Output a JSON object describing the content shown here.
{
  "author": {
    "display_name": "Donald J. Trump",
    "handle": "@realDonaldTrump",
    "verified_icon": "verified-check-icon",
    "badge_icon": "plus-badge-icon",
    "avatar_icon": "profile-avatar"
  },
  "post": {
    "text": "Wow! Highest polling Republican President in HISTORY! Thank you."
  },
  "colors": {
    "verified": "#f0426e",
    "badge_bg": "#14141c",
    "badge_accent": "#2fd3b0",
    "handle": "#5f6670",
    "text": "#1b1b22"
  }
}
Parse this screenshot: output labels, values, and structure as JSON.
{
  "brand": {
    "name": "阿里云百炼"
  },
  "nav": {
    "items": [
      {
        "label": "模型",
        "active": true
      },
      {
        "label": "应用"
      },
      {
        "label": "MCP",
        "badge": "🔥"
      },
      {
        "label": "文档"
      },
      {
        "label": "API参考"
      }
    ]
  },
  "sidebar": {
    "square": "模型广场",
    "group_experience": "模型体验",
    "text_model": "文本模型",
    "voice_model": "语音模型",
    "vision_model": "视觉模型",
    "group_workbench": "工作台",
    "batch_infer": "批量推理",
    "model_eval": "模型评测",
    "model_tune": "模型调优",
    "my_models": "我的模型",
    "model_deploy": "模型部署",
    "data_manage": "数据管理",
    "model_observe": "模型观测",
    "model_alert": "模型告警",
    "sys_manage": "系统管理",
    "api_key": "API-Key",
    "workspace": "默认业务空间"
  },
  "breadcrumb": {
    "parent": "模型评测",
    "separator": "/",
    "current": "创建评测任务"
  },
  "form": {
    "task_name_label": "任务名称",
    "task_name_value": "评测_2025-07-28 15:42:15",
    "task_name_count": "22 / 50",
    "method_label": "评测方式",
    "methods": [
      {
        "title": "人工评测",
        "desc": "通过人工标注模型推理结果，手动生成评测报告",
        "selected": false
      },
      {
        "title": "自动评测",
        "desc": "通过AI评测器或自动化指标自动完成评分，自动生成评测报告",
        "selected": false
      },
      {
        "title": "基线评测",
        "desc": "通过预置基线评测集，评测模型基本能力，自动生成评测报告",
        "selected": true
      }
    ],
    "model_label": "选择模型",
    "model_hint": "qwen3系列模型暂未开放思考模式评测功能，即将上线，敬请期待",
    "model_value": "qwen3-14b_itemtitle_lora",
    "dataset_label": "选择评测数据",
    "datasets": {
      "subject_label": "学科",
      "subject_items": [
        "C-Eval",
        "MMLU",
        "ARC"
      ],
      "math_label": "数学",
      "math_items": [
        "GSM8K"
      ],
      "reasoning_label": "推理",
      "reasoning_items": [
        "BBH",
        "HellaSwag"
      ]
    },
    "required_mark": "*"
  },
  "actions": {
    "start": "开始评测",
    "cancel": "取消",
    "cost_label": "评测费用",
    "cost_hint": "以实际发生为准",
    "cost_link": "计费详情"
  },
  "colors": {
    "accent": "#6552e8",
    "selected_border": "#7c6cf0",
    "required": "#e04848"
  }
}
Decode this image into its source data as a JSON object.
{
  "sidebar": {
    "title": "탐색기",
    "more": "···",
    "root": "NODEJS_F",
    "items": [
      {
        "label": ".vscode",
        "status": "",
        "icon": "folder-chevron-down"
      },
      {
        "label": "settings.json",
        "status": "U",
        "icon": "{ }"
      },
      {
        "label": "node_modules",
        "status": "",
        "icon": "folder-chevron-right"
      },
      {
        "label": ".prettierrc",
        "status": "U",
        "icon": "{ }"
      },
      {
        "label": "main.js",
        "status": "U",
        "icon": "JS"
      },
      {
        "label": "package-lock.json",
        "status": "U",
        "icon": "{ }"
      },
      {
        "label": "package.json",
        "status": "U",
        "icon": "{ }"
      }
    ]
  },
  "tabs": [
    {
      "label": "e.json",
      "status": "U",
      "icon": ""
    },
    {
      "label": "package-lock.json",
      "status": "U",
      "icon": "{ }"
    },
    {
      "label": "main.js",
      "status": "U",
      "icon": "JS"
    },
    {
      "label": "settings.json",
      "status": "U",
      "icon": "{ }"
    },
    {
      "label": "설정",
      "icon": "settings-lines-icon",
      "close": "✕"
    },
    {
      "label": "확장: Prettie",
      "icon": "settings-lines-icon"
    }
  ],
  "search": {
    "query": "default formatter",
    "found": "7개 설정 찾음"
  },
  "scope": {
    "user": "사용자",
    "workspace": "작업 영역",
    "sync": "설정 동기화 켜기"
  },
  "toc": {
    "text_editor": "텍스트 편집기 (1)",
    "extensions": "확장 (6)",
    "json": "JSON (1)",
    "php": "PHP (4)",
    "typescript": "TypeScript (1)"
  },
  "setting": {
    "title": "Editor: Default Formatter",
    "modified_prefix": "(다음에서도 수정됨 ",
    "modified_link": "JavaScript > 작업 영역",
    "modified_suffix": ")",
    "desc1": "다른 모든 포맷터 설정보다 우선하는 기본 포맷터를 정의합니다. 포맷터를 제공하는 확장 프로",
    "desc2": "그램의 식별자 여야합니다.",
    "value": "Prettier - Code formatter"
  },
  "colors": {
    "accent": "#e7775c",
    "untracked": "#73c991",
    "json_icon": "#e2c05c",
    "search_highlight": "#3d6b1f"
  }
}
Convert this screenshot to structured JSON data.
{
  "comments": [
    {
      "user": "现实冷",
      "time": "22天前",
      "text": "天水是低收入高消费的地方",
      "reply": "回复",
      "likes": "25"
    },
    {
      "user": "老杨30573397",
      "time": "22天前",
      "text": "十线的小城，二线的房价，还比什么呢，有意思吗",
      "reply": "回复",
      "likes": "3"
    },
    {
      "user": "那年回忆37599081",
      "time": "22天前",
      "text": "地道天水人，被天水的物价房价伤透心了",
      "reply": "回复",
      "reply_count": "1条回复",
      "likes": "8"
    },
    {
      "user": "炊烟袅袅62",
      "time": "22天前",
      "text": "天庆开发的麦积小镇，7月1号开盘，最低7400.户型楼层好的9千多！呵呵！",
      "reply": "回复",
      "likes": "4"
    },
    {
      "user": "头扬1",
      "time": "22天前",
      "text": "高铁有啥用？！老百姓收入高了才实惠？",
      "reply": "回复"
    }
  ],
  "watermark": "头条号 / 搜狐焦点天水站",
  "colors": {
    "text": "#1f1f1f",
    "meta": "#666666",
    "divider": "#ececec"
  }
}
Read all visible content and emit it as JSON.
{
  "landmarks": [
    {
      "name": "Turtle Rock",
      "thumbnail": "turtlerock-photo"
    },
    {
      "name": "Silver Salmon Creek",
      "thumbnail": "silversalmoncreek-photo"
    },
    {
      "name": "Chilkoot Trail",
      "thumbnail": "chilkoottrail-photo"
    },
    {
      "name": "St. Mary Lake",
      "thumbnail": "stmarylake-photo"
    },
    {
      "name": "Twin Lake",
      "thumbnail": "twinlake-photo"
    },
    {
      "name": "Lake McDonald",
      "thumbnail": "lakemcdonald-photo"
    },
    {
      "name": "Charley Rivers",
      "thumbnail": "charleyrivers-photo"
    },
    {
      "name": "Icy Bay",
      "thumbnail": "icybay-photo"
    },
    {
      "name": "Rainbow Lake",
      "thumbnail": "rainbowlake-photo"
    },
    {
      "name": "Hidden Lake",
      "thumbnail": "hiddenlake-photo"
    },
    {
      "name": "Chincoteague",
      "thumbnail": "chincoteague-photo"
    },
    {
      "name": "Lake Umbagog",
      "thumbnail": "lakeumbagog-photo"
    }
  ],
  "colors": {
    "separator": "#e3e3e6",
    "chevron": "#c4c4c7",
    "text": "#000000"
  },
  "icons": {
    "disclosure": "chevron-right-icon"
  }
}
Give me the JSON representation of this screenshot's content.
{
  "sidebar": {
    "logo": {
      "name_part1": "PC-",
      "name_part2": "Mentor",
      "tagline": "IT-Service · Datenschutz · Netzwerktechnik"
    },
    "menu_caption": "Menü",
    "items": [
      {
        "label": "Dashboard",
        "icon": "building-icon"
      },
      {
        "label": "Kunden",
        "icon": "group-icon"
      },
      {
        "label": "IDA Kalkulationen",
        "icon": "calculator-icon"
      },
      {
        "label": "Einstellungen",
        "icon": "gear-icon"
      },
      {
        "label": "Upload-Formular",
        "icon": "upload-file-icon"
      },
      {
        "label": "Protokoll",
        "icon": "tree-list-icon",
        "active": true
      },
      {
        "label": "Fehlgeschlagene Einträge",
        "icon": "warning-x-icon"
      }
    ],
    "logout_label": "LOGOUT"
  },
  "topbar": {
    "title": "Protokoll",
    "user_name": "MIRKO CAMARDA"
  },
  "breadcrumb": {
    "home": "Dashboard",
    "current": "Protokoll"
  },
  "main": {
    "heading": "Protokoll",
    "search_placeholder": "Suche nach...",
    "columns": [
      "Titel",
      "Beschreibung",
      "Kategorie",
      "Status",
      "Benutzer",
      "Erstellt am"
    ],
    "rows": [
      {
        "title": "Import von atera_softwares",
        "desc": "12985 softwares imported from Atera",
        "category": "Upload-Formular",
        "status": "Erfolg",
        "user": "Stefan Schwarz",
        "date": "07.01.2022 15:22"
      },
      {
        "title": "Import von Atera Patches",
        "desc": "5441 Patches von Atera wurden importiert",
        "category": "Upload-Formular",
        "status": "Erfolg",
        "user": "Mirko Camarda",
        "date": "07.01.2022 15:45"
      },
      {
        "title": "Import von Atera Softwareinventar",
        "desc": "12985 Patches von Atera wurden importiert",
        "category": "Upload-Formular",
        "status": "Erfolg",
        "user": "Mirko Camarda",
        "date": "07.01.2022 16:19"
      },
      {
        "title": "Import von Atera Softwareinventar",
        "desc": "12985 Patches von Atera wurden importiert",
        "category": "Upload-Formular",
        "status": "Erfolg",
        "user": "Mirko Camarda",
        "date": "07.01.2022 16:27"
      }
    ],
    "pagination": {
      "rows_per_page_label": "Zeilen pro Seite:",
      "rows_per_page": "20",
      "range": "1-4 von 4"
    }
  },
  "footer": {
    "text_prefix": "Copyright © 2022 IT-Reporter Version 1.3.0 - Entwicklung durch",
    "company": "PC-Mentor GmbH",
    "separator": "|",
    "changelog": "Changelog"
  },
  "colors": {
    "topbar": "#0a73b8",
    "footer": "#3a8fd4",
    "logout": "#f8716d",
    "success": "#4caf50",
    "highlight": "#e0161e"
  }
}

◆ ◆ ◆

- What is asked: Copy out every line from the records that has the word "settings".

- Answer in full:
        "label": "settings.json",
      "label": "settings.json",
      "icon": "settings-lines-icon",
      "icon": "settings-lines-icon"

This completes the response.